> _Text block_:
※
Can one influence what happens post cessation?

This question came up in the Online 10-day Retreat Nov 3, 2020, guided by Delson Armstrong.

Day 7 was part of a daily 30-minute discussion on the suttas, the Dhamma talk and reflections.

Slightly edited to improve readability

After cessation you have the arising of the links, you have the formations and so on arising. And then at the level of contact – it happens so fast – it’s contacting the unconditioned element, the Nibbāna element.

There is a way to influence that by continually letting go. This means there’s a non-involvement with the links of dependent origination as they arise, but you continually have that intention of letting go and not grasping, even at the level of contact. So, you can have the ability to get into that nibbāna element at the level of contact intentionally, if you continue to let go. At the level of an anāgāmi it will happen automatically and the contact with the nibbāna element will happen automatically. What happens after contact from that understanding is very crucial. The contact with the nibbāna element will create that relief that one feels. That relief is from having broken the fetters. In the case of a sotāpanna, it’s breaking the three fetters; in the case of a sakadāgāmi it’s weakening two of the fetters; and in the anāgāmi breaking the last two of the lower five fetters. So, that relief that’s experienced is of having let go completely, and then having that nibbāna experience.
※
> _Dataset entries_:
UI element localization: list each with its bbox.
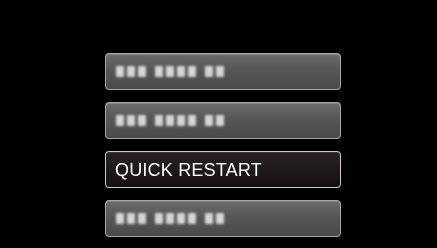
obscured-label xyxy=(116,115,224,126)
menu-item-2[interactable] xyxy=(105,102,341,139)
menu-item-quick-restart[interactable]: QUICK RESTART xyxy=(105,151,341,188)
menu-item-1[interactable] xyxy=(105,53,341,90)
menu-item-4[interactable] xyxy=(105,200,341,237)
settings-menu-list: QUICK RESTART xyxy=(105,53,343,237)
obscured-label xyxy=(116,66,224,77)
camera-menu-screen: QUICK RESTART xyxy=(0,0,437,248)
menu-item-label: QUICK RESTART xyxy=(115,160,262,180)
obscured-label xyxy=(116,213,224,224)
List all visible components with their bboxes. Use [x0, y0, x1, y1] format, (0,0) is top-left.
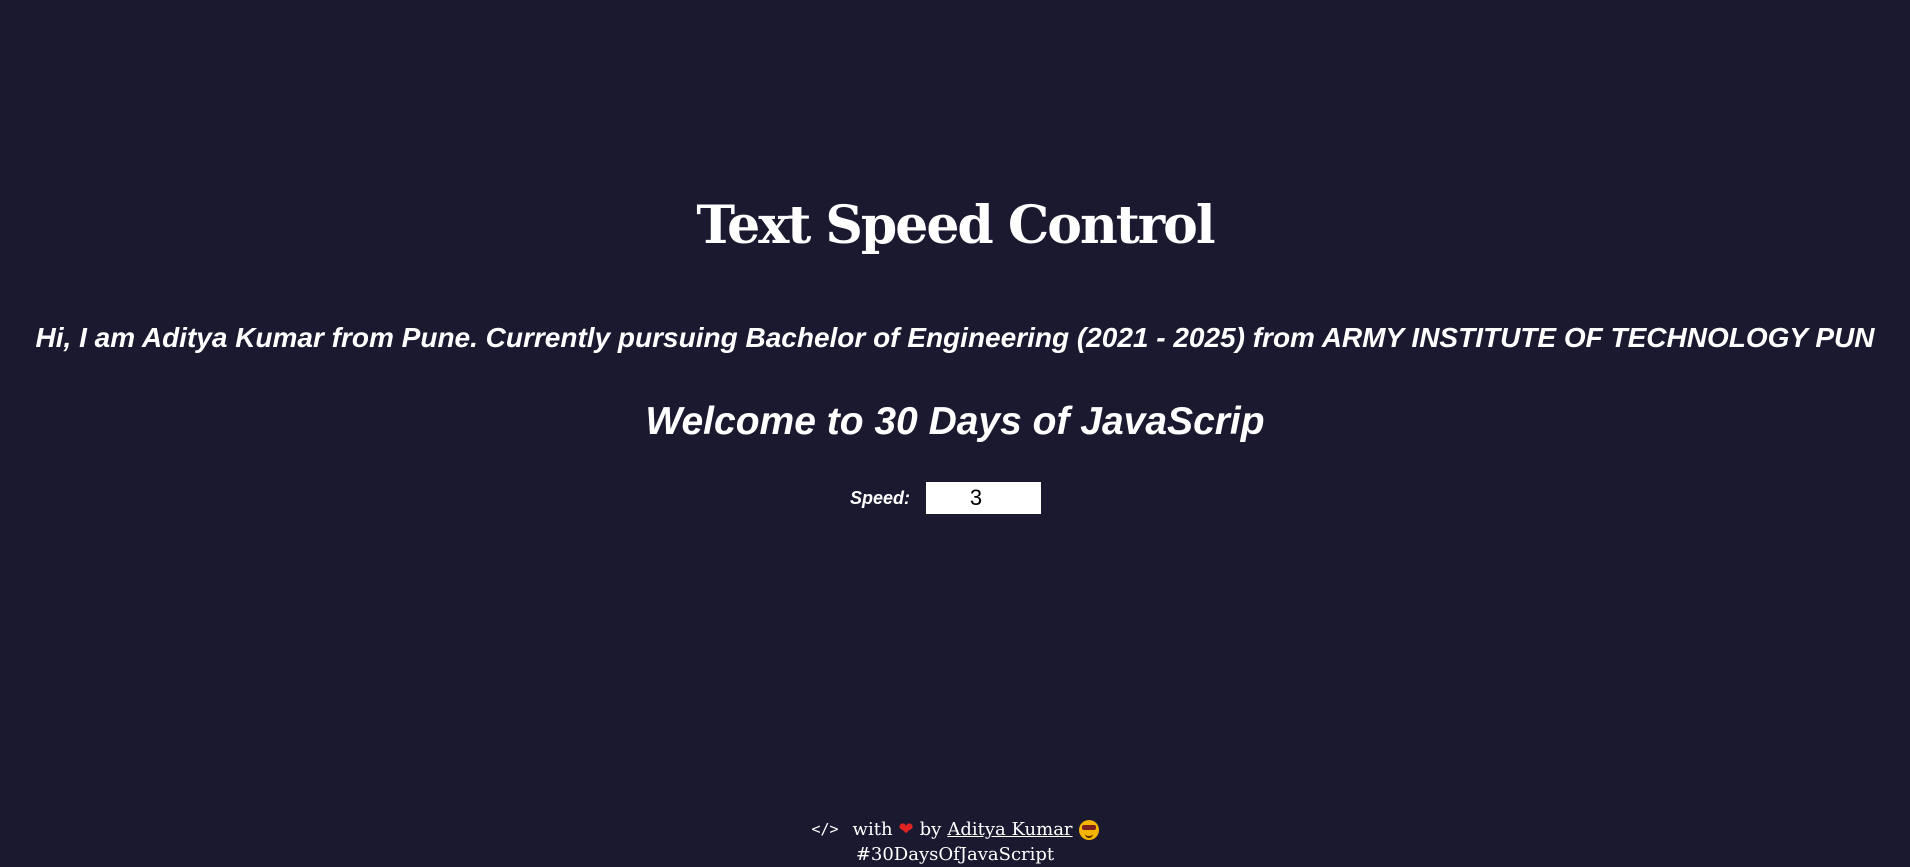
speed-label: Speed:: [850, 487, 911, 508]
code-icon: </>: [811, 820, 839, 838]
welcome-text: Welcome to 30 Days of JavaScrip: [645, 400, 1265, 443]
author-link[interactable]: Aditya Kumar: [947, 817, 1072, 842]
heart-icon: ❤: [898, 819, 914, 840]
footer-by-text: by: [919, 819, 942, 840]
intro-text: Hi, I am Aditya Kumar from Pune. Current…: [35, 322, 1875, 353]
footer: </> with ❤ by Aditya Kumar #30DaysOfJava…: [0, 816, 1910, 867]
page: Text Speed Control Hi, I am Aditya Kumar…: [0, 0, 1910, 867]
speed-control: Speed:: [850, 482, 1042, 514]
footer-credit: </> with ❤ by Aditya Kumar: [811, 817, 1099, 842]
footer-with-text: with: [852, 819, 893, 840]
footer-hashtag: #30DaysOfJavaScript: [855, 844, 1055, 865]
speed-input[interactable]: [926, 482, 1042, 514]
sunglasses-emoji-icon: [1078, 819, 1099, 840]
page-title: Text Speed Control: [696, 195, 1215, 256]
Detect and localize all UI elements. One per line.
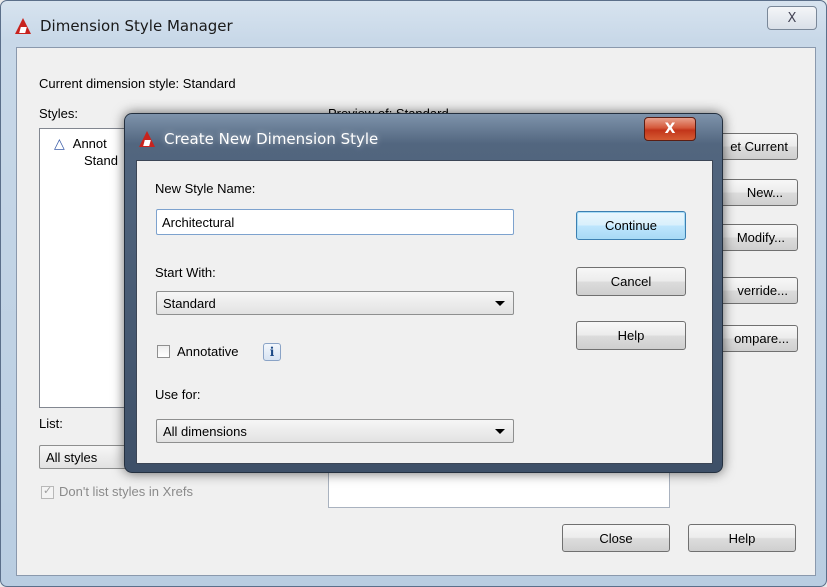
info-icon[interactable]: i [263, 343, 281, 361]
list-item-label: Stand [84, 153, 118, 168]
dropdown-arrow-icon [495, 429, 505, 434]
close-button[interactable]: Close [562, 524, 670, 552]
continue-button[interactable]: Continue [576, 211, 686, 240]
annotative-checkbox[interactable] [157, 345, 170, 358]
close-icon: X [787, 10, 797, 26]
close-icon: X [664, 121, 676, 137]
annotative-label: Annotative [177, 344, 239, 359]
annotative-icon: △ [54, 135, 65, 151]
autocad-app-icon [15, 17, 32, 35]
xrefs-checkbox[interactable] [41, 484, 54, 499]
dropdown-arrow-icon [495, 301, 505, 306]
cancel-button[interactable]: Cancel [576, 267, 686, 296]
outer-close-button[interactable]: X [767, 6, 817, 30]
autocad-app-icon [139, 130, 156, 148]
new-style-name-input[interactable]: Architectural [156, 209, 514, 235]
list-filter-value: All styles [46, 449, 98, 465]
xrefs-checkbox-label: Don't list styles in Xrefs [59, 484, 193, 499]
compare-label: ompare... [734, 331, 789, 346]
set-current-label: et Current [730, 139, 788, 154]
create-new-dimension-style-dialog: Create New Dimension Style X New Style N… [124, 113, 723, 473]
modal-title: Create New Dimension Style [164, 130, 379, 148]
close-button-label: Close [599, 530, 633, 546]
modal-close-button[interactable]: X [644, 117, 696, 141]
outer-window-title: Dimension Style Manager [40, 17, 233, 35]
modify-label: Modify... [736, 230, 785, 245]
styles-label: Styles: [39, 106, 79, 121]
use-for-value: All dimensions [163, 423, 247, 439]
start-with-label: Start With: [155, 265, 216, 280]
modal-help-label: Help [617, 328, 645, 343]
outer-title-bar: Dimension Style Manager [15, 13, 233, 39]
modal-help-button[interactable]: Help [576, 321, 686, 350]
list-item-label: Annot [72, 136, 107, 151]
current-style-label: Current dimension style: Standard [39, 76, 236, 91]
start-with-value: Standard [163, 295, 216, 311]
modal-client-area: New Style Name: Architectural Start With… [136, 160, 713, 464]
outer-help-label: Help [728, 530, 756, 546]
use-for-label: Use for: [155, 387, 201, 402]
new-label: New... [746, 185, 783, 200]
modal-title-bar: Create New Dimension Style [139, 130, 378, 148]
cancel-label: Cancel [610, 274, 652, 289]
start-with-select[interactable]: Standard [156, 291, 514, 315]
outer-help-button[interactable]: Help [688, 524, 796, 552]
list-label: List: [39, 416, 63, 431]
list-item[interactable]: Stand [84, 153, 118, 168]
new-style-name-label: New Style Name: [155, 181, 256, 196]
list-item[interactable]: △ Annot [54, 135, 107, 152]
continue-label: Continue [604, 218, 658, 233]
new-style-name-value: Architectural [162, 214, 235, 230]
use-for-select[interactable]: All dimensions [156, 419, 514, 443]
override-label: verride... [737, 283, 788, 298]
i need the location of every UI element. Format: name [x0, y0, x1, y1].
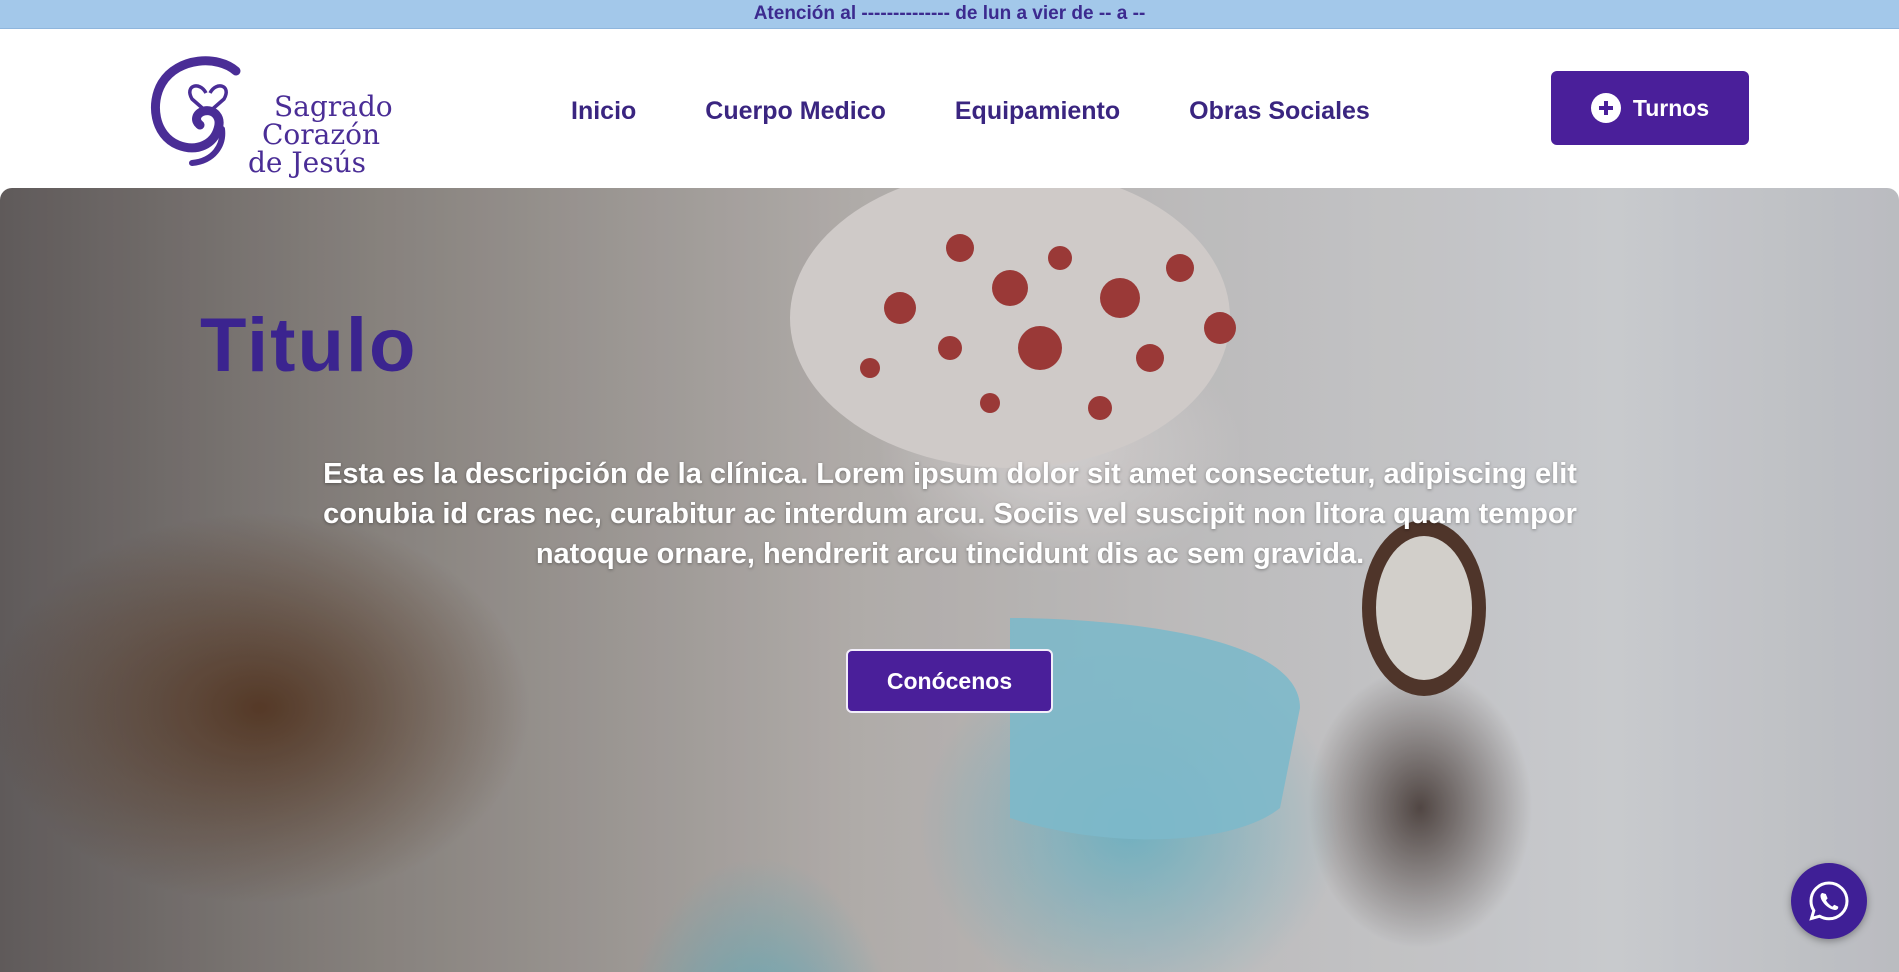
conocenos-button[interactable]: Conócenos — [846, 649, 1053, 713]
※
> _Set task A_: Write out the cessation passage word for word, beginning at "Can one influence" and stopping after "talk and reflections.".
> _Set task B_: Write what comes next in the cessation passage after its final sentence.
The data have no role in any of this.

> _Task output A_:
Can one influence what happens post cessation?

This question came up in the Online 10-day Retreat Nov 3, 2020, guided by Delson Armstrong.

Day 7 was part of a daily 30-minute discussion on the suttas, the Dhamma talk and reflections.

> _Task output B_:
 If there is an identification with that, it will create craving again. This happens quite naturally in the case of a sotāpanna. When that relief arises, there is that natural, immediate sense of what was that, wow! You know it was amazing and immediately you have this craving for it, in the sense of delighting in it and then identifying with it.

In the case of a sakadāgāmi, that relief becomes weaker, so there’s not much craving in that relief and it might weaken the fetter because of less identifying with it.

At the level of the anāgāmi, there is no craving, in the sense of delighting in that relief. You know there was that relief, but there’s still identification with it, meaning there’s the I just  had a nibbāna experience.

 Finally, with the arahant, because everything is seen as impersonal from the get-go, everything is just understood from complete non-involvement. That relief also is seen as impersonal, impermanent, and not worth holding on to. In that process the fetter of conceit is completely destroyed and the other fetters – the craving for existence, the craving for non-existence, and restlessness, which are actually dependent upon the conceit – are also destroyed. And of course ignorance. Once one has understood that craving and identification have completely been destroyed, that there is no more becoming, that the birth has been destroyed, and so on. This is the reason why the contact with the nibbāna element is crucial.

So, your question is: “Can it be influenced, can you have the contact with the nibbāna element after the cessation, without having it been automatic.” You can, to the extent that you continue to let go. Because the more you’re able to let go and not grasp, the easier the mind inclines towards nibbāna. You see, after cessation, at that point, the mind naturally inclines towards nibbāna. But in so far as continuing to incline there, it’s a matter of letting go, of not grasping onto anything.

[Continued question]

 So, if cessation happens without nibbāna, one grasped at the cessation experience?

  Yes, that’s right.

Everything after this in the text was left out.